(Data entries)
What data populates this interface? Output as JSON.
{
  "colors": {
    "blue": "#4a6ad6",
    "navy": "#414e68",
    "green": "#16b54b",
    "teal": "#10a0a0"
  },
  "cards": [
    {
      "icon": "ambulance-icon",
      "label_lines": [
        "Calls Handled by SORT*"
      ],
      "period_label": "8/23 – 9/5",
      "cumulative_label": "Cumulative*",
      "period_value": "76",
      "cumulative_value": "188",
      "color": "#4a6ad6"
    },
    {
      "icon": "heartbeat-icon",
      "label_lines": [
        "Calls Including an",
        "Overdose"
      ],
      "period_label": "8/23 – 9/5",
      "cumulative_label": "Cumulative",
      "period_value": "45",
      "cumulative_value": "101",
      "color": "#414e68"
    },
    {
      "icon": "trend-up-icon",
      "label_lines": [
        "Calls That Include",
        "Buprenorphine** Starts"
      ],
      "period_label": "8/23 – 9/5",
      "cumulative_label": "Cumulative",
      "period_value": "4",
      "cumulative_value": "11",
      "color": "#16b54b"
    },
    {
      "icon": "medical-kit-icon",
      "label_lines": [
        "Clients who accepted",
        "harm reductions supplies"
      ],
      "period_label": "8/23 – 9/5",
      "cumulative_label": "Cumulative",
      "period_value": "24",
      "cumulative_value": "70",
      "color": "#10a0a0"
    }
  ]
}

* [EXERCISE PROMPT]:
Recite the full listing above exactly.

* [WRITTEN SOLUTION]:
What data populates this interface? Output as JSON.
{
  "colors": {
    "blue": "#4a6ad6",
    "navy": "#414e68",
    "green": "#16b54b",
    "teal": "#10a0a0"
  },
  "cards": [
    {
      "icon": "ambulance-icon",
      "label_lines": [
        "Calls Handled by SORT*"
      ],
      "period_label": "8/23 – 9/5",
      "cumulative_label": "Cumulative*",
      "period_value": "76",
      "cumulative_value": "188",
      "color": "#4a6ad6"
    },
    {
      "icon": "heartbeat-icon",
      "label_lines": [
        "Calls Including an",
        "Overdose"
      ],
      "period_label": "8/23 – 9/5",
      "cumulative_label": "Cumulative",
      "period_value": "45",
      "cumulative_value": "101",
      "color": "#414e68"
    },
    {
      "icon": "trend-up-icon",
      "label_lines": [
        "Calls That Include",
        "Buprenorphine** Starts"
      ],
      "period_label": "8/23 – 9/5",
      "cumulative_label": "Cumulative",
      "period_value": "4",
      "cumulative_value": "11",
      "color": "#16b54b"
    },
    {
      "icon": "medical-kit-icon",
      "label_lines": [
        "Clients who accepted",
        "harm reductions supplies"
      ],
      "period_label": "8/23 – 9/5",
      "cumulative_label": "Cumulative",
      "period_value": "24",
      "cumulative_value": "70",
      "color": "#10a0a0"
    }
  ]
}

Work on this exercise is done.